* _Goal of the exercise_
Reproduce the listing below in its entirety. Change nothing.

* _Provided entries_
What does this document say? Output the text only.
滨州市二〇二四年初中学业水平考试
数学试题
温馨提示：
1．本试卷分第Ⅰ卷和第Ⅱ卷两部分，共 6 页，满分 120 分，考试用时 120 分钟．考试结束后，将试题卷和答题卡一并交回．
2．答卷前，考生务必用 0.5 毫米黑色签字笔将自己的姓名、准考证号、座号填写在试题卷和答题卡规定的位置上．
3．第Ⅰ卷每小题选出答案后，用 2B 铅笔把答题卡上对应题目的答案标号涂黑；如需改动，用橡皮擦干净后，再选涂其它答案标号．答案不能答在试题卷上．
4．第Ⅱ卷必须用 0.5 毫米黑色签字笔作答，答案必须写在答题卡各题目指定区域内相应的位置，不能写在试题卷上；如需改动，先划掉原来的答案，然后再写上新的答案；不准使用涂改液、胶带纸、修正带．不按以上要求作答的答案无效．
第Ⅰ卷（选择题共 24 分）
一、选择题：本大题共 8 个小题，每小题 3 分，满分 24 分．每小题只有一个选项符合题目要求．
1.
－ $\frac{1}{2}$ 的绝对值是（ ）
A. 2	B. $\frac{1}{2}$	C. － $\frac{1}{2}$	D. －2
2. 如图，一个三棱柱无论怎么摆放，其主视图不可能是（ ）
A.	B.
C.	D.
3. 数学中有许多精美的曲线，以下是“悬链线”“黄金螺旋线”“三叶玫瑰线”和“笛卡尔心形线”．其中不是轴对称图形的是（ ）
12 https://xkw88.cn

* _Finished answer_
What does this document say? Output the text only.
滨州市二〇二四年初中学业水平考试
数学试题
温馨提示：
1．本试卷分第Ⅰ卷和第Ⅱ卷两部分，共 6 页，满分 120 分，考试用时 120 分钟．考试结束后，将试题卷和答题卡一并交回．
2．答卷前，考生务必用 0.5 毫米黑色签字笔将自己的姓名、准考证号、座号填写在试题卷和答题卡规定的位置上．
3．第Ⅰ卷每小题选出答案后，用 2B 铅笔把答题卡上对应题目的答案标号涂黑；如需改动，用橡皮擦干净后，再选涂其它答案标号．答案不能答在试题卷上．
4．第Ⅱ卷必须用 0.5 毫米黑色签字笔作答，答案必须写在答题卡各题目指定区域内相应的位置，不能写在试题卷上；如需改动，先划掉原来的答案，然后再写上新的答案；不准使用涂改液、胶带纸、修正带．不按以上要求作答的答案无效．
第Ⅰ卷（选择题共 24 分）
一、选择题：本大题共 8 个小题，每小题 3 分，满分 24 分．每小题只有一个选项符合题目要求．
1.
－ $\frac{1}{2}$ 的绝对值是（ ）
A. 2	B. $\frac{1}{2}$	C. － $\frac{1}{2}$	D. －2
2. 如图，一个三棱柱无论怎么摆放，其主视图不可能是（ ）
A.	B.
C.	D.
3. 数学中有许多精美的曲线，以下是“悬链线”“黄金螺旋线”“三叶玫瑰线”和“笛卡尔心形线”．其中不是轴对称图形的是（ ）
12 https://xkw88.cn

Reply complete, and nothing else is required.